(Data items)
****************

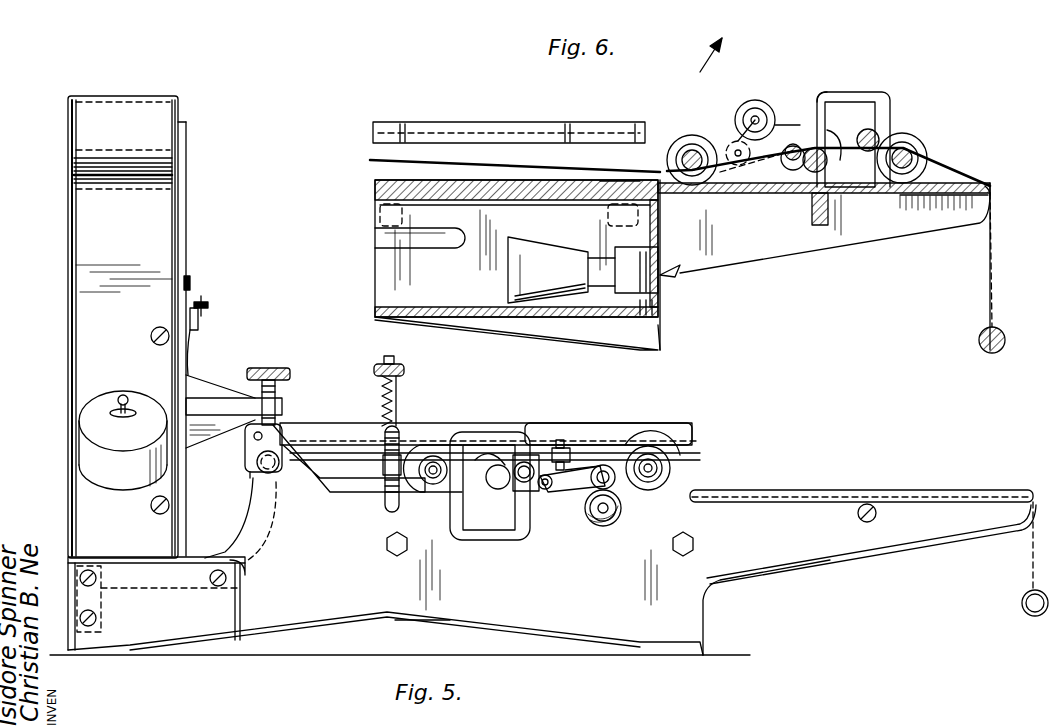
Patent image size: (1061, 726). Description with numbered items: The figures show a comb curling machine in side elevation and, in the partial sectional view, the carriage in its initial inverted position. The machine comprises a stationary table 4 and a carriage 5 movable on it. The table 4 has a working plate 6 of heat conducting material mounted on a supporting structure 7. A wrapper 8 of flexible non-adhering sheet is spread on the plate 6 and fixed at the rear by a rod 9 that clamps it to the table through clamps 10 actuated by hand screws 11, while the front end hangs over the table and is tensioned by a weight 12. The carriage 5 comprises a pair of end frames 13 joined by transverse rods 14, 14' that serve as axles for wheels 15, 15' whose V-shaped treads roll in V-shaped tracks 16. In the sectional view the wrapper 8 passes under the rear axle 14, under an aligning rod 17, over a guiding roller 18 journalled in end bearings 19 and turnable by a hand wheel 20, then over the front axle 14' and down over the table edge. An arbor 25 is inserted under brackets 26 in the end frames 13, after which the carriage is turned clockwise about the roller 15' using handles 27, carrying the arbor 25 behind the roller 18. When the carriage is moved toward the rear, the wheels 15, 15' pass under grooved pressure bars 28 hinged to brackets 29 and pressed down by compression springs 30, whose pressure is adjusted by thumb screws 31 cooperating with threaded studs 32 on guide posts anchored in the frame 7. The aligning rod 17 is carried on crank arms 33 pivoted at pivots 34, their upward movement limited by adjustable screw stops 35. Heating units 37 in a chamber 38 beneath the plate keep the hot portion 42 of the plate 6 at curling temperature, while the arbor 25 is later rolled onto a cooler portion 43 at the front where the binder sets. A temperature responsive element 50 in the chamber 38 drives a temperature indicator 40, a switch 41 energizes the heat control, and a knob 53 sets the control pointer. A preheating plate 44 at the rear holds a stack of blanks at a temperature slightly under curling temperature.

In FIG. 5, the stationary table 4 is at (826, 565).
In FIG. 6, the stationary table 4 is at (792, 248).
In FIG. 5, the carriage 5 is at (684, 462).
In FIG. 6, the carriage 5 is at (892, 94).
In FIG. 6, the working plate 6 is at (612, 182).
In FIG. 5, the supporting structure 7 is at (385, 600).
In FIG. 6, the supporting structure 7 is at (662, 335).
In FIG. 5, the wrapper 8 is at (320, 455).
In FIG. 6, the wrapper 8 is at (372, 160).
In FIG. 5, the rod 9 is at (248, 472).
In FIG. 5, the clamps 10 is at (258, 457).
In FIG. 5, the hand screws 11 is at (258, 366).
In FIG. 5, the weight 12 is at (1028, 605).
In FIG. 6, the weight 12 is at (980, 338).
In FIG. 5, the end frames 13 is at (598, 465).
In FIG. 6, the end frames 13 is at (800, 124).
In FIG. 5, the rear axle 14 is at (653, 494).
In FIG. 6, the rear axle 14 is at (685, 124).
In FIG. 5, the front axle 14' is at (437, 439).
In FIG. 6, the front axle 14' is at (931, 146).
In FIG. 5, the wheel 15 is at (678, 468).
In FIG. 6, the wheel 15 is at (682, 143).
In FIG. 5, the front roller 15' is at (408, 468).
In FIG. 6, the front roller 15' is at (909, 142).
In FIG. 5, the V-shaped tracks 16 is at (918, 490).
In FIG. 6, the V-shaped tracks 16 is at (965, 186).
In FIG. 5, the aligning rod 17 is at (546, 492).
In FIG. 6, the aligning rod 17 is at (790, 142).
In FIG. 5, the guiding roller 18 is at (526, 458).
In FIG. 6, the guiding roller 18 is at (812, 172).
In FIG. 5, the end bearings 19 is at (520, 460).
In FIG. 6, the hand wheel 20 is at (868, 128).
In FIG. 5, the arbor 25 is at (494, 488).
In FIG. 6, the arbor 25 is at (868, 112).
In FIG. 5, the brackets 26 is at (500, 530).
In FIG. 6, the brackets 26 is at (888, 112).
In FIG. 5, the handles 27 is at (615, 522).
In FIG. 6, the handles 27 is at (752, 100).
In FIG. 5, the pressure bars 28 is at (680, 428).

****************

* _Short exercise_
Tally the lines in the items above that contain the word "working", and give only the number.

* _Result of this exercise_
2